### [Written instruction]
Every line that holds the string "Young" is to be identified and copied.

### [Data for this task]
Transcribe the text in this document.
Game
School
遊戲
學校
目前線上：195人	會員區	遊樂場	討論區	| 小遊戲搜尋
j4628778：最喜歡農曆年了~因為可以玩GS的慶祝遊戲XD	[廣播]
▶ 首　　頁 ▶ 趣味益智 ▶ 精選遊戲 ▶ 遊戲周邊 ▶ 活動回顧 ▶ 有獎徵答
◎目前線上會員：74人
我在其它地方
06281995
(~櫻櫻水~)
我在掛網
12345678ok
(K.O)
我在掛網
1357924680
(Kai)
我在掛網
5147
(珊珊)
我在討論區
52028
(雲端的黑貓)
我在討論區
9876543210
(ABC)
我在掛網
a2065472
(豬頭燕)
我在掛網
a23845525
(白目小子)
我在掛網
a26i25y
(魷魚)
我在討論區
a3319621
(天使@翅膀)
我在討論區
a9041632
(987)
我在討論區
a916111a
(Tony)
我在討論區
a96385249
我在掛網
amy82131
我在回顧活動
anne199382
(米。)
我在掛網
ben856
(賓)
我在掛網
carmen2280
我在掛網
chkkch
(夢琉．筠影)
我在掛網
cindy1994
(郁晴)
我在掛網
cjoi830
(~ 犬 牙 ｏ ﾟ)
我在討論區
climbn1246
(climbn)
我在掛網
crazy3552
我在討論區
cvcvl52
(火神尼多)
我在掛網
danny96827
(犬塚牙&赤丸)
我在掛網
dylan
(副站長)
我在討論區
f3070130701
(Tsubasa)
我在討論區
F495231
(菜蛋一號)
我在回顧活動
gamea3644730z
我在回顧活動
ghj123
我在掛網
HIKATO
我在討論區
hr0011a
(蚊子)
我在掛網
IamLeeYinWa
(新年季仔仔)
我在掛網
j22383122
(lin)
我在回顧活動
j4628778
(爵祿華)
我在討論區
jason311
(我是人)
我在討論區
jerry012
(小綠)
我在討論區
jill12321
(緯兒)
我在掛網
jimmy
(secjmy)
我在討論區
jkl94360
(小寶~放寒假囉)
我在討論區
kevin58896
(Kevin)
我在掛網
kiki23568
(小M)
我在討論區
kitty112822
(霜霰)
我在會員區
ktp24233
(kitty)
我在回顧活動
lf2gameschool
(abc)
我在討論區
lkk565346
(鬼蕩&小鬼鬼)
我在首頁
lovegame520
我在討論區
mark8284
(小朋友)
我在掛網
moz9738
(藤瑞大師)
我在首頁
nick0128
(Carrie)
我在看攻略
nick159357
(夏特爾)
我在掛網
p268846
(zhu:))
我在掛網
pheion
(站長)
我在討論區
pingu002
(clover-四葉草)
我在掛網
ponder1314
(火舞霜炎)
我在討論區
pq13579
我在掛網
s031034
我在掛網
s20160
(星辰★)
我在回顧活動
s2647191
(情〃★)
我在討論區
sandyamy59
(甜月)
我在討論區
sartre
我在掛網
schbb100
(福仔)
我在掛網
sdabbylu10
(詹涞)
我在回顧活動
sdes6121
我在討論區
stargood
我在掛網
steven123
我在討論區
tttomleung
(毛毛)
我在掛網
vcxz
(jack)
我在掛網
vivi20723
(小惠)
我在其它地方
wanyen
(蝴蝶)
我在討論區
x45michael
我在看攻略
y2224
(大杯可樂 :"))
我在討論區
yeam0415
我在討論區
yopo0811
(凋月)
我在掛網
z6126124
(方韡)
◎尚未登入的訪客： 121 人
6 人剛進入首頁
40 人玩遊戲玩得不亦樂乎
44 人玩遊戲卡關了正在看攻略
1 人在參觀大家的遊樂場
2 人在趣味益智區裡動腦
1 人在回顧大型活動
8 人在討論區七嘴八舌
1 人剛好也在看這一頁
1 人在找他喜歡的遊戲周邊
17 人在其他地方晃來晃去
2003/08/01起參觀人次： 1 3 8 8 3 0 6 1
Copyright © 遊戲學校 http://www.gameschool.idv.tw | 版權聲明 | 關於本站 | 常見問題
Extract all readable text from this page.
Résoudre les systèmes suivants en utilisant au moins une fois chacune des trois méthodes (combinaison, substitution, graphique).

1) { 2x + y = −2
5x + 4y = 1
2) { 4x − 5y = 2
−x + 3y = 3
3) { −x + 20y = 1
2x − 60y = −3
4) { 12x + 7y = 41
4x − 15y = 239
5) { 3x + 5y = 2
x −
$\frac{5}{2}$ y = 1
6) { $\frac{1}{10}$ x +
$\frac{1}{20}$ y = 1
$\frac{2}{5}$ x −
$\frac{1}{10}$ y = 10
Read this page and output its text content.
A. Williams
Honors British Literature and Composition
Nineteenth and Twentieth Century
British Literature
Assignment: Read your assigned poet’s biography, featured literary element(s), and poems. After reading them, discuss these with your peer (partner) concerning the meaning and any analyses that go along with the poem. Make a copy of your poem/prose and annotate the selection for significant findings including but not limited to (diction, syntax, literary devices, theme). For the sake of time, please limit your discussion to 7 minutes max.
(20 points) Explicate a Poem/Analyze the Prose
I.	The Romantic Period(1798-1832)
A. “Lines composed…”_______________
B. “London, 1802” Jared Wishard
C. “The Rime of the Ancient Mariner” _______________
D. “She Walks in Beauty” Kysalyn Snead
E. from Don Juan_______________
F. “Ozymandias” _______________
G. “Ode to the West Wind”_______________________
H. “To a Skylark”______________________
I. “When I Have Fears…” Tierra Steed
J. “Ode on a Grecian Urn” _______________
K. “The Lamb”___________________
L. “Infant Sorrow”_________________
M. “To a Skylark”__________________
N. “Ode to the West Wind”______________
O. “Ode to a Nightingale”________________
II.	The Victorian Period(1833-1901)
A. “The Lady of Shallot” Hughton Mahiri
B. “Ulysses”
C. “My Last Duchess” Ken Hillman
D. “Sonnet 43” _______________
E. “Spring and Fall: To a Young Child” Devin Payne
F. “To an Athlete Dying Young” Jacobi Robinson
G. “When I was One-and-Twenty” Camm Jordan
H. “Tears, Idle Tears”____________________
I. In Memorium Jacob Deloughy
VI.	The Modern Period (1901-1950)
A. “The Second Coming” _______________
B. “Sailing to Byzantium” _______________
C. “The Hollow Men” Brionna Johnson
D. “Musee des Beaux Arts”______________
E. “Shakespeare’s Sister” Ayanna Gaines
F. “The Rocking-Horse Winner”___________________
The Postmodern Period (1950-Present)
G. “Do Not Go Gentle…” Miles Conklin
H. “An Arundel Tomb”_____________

### [Final result]
E. “Spring and Fall: To a Young Child” Devin Payne
F. “To an Athlete Dying Young” Jacobi Robinson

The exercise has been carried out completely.